• **JOB**
Using the listing below, please gather every line containing the word "these".

Data excerpts:

____

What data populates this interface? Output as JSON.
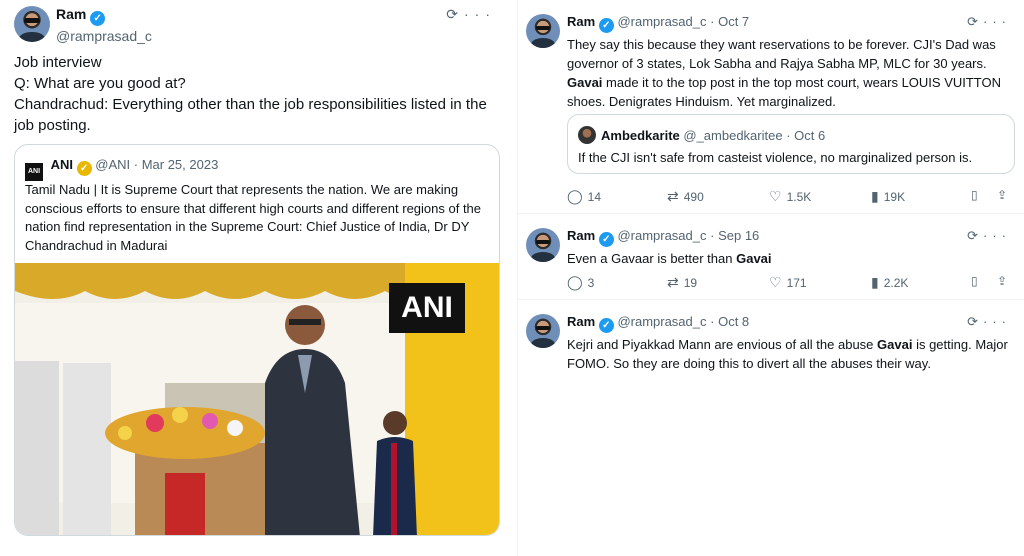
{
  "left": {
    "author": {
      "name": "Ram",
      "handle": "@ramprasad_c"
    },
    "body_lines": [
      "Job interview",
      "Q: What are you good at?",
      "Chandrachud: Everything other than the job responsibilities listed in the job posting."
    ],
    "quote": {
      "logo": "ANI",
      "name": "ANI",
      "handle": "@ANI",
      "date": "· Mar 25, 2023",
      "text": "Tamil Nadu | It is Supreme Court that represents the nation. We are making conscious efforts to ensure that different high courts and different regions of the nation find representation in the Supreme Court: Chief Justice of India, Dr DY Chandrachud in Madurai",
      "watermark": "ANI"
    }
  },
  "tweets": [
    {
      "name": "Ram",
      "handle": "@ramprasad_c",
      "date": "· Oct 7",
      "text_parts": [
        {
          "t": "They say this because they want reservations to be forever. CJI's Dad was governor of 3 states, Lok Sabha and Rajya Sabha MP, MLC for 30 years. ",
          "b": false
        },
        {
          "t": "Gavai",
          "b": true
        },
        {
          "t": " made it to the top post in the top most court,  wears LOUIS VUITTON shoes. Denigrates Hinduism. Yet marginalized.",
          "b": false
        }
      ],
      "quoted": {
        "name": "Ambedkarite",
        "handle": "@_ambedkaritee",
        "date": "· Oct 6",
        "text": "If the CJI isn't safe from casteist violence, no marginalized person is."
      },
      "replies": "14",
      "reposts": "490",
      "likes": "1.5K",
      "views": "19K"
    },
    {
      "name": "Ram",
      "handle": "@ramprasad_c",
      "date": "· Sep 16",
      "text_parts": [
        {
          "t": "Even a Gavaar is better than ",
          "b": false
        },
        {
          "t": "Gavai",
          "b": true
        }
      ],
      "replies": "3",
      "reposts": "19",
      "likes": "171",
      "views": "2.2K"
    },
    {
      "name": "Ram",
      "handle": "@ramprasad_c",
      "date": "· Oct 8",
      "text_parts": [
        {
          "t": "Kejri and Piyakkad Mann are envious of all the abuse ",
          "b": false
        },
        {
          "t": "Gavai",
          "b": true
        },
        {
          "t": " is getting. Major FOMO. So they are doing this to divert all the abuses their way.",
          "b": false
        }
      ]
    }
  ],
  "icons": {
    "grok": "grok-icon",
    "more": "more-icon",
    "reply": "reply-icon",
    "repost": "repost-icon",
    "like": "like-icon",
    "views": "views-icon",
    "bookmark": "bookmark-icon",
    "share": "share-icon"
  },
  "colors": {
    "accent": "#1d9bf0",
    "muted": "#536471",
    "border": "#cfd9de"
  }
}
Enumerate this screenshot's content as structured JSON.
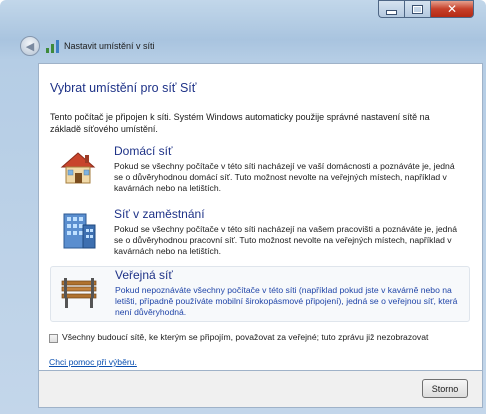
{
  "window": {
    "title": "Nastavit umístění v síti",
    "minimize_glyph": "—",
    "maximize_glyph": "□",
    "close_glyph": "✕"
  },
  "icons": {
    "back": "back-arrow-icon",
    "network": "network-signal-icon",
    "home": "home-house-icon",
    "work": "office-building-icon",
    "public": "park-bench-icon"
  },
  "page": {
    "heading": "Vybrat umístění pro síť Síť",
    "description": "Tento počítač je připojen k síti. Systém Windows automaticky použije správné nastavení sítě na základě síťového umístění."
  },
  "options": [
    {
      "title": "Domácí síť",
      "description": "Pokud se všechny počítače v této síti nacházejí ve vaší domácnosti a poznáváte je, jedná se o důvěryhodnou domácí síť. Tuto možnost nevolte na veřejných místech, například v kavárnách nebo na letištích.",
      "selected": false
    },
    {
      "title": "Síť v zaměstnání",
      "description": "Pokud se všechny počítače v této síti nacházejí na vašem pracovišti a poznáváte je, jedná se o důvěryhodnou pracovní síť. Tuto možnost nevolte na veřejných místech, například v kavárnách nebo na letištích.",
      "selected": false
    },
    {
      "title": "Veřejná síť",
      "description": "Pokud nepoznáváte všechny počítače v této síti (například pokud jste v kavárně nebo na letišti, případně používáte mobilní širokopásmové připojení), jedná se o veřejnou síť, která není důvěryhodná.",
      "selected": true
    }
  ],
  "checkbox": {
    "label": "Všechny budoucí sítě, ke kterým se připojím, považovat za veřejné; tuto zprávu již nezobrazovat",
    "checked": false
  },
  "help_link": "Chci pomoc při výběru.",
  "footer": {
    "cancel_label": "Storno"
  },
  "colors": {
    "link": "#1e3287",
    "selected_text": "#2045a8",
    "hyperlink": "#0a4fb0"
  }
}
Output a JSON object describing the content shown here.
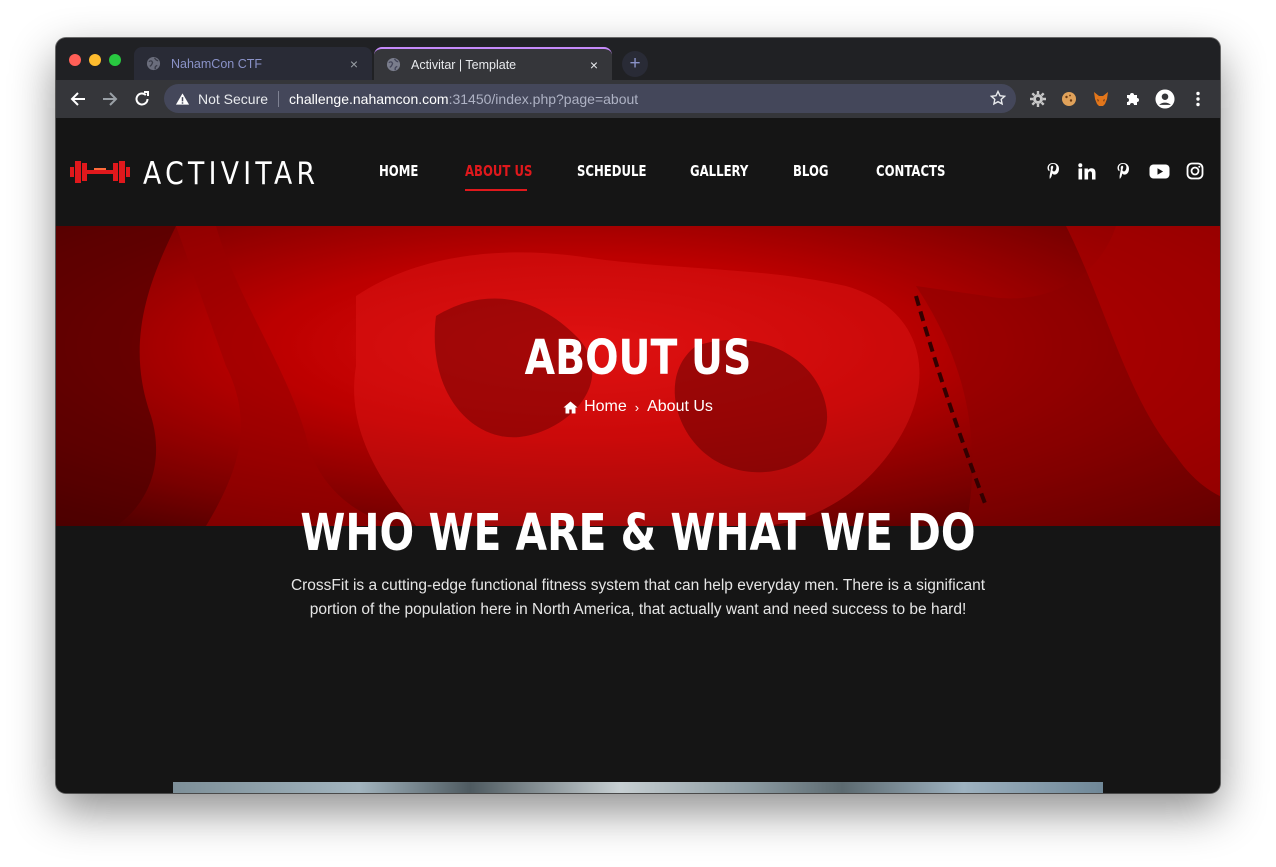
{
  "browser": {
    "tabs": [
      {
        "title": "NahamCon CTF",
        "close": "×",
        "active": false
      },
      {
        "title": "Activitar | Template",
        "close": "×",
        "active": true
      }
    ],
    "new_tab": "+",
    "security_label": "Not Secure",
    "url_host": "challenge.nahamcon.com",
    "url_path": ":31450/index.php?page=about",
    "icons": [
      "back-icon",
      "forward-icon",
      "reload-icon",
      "warning-icon",
      "star-icon",
      "gear-extension-icon",
      "cookie-extension-icon",
      "fox-extension-icon",
      "puzzle-icon",
      "profile-icon",
      "menu-dots-icon"
    ]
  },
  "site": {
    "logo_text": "ACTIVITAR",
    "accent_color": "#e0181c",
    "nav": [
      {
        "label": "Home",
        "active": false
      },
      {
        "label": "About Us",
        "active": true
      },
      {
        "label": "Schedule",
        "active": false
      },
      {
        "label": "Gallery",
        "active": false
      },
      {
        "label": "Blog",
        "active": false
      },
      {
        "label": "Contacts",
        "active": false
      }
    ],
    "social_icons": [
      "pinterest-icon",
      "linkedin-icon",
      "pinterest-icon",
      "youtube-icon",
      "instagram-icon"
    ],
    "hero": {
      "title": "ABOUT US",
      "breadcrumb_home": "Home",
      "breadcrumb_sep": "›",
      "breadcrumb_current": "About Us"
    },
    "section": {
      "title": "WHO WE ARE & WHAT WE DO",
      "text": "CrossFit is a cutting-edge functional fitness system that can help everyday men. There is a significant portion of the population here in North America, that actually want and need success to be hard!"
    }
  }
}
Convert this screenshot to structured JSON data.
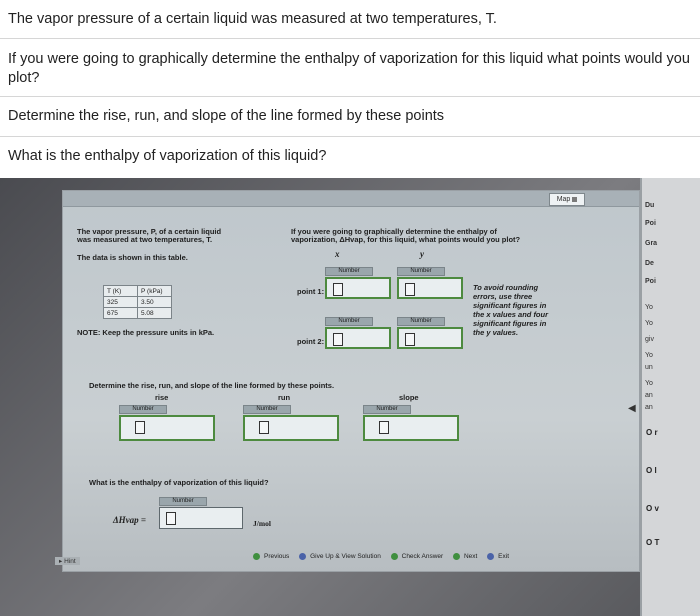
{
  "questions": {
    "q1": "The vapor pressure of a certain liquid was measured at two temperatures, T.",
    "q2": "If you were going to graphically determine the enthalpy of vaporization for this liquid what points would you plot?",
    "q3": "Determine the rise, run, and slope of the line formed by these points",
    "q4": "What is the enthalpy of vaporization of this liquid?"
  },
  "screen": {
    "map_label": "Map",
    "intro_line1": "The vapor pressure, P, of a certain liquid",
    "intro_line2": "was measured at two temperatures, T.",
    "data_note": "The data is shown in this table.",
    "table": {
      "headers": [
        "T (K)",
        "P (kPa)"
      ],
      "rows": [
        [
          "325",
          "3.50"
        ],
        [
          "675",
          "5.08"
        ]
      ]
    },
    "pressure_note": "NOTE: Keep the pressure units in kPa.",
    "plot_q_line1": "If you were going to graphically determine the enthalpy of",
    "plot_q_line2": "vaporization, ΔHvap, for this liquid, what points would you plot?",
    "x_label": "x",
    "y_label": "y",
    "number_tag": "Number",
    "point1_label": "point 1:",
    "point2_label": "point 2:",
    "rounding_note": [
      "To avoid rounding",
      "errors, use three",
      "significant figures in",
      "the x values and four",
      "significant figures in",
      "the y values."
    ],
    "rise_run_q": "Determine the rise, run, and slope of the line formed by these points.",
    "rise_label": "rise",
    "run_label": "run",
    "slope_label": "slope",
    "enthalpy_q": "What is the enthalpy of vaporization of this liquid?",
    "enthalpy_symbol": "ΔHvap =",
    "enthalpy_unit": "J/mol",
    "nav": {
      "previous": "Previous",
      "give_up": "Give Up & View Solution",
      "check": "Check Answer",
      "next": "Next",
      "exit": "Exit"
    },
    "hint": "Hint"
  },
  "side_panel": {
    "items": [
      "Du",
      "Poi",
      "Gra",
      "De",
      "Poi",
      "Yo",
      "Yo",
      "giv",
      "Yo",
      "un",
      "Yo",
      "an",
      "an"
    ],
    "options": [
      "O r",
      "O l",
      "O v",
      "O T"
    ]
  }
}
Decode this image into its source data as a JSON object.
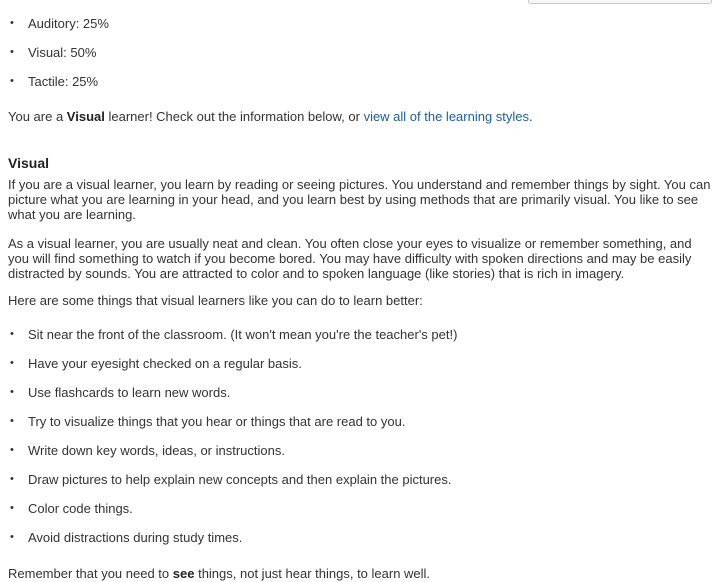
{
  "results": {
    "items": [
      {
        "label": "Auditory: 25%"
      },
      {
        "label": "Visual: 50%"
      },
      {
        "label": "Tactile: 25%"
      }
    ],
    "line_prefix": "You are a ",
    "learner_type": "Visual",
    "line_middle": " learner! Check out the information below, or ",
    "link_text": "view all of the learning styles",
    "line_suffix": "."
  },
  "section": {
    "title": "Visual",
    "para1": "If you are a visual learner, you learn by reading or seeing pictures. You understand and remember things by sight. You can picture what you are learning in your head, and you learn best by using methods that are primarily visual. You like to see what you are learning.",
    "para2": "As a visual learner, you are usually neat and clean. You often close your eyes to visualize or remember something, and you will find something to watch if you become bored. You may have difficulty with spoken directions and may be easily distracted by sounds. You are attracted to color and to spoken language (like stories) that is rich in imagery.",
    "para3": "Here are some things that visual learners like you can do to learn better:"
  },
  "tips": [
    {
      "label": "Sit near the front of the classroom. (It won't mean you're the teacher's pet!)"
    },
    {
      "label": "Have your eyesight checked on a regular basis."
    },
    {
      "label": "Use flashcards to learn new words."
    },
    {
      "label": "Try to visualize things that you hear or things that are read to you."
    },
    {
      "label": "Write down key words, ideas, or instructions."
    },
    {
      "label": "Draw pictures to help explain new concepts and then explain the pictures."
    },
    {
      "label": "Color code things."
    },
    {
      "label": "Avoid distractions during study times."
    }
  ],
  "closing": {
    "prefix": "Remember that you need to ",
    "emphasis": "see",
    "suffix": " things, not just hear things, to learn well."
  },
  "bullet_glyph": "•",
  "colors": {
    "text": "#333333",
    "link": "#1a5f9e"
  }
}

____

• **EXERCISE ANSWER**
    "q3": "Determine the rise, run, and slope of the line formed by these points",
    "rise_run_q": "Determine the rise, run, and slope of the line formed by these points.",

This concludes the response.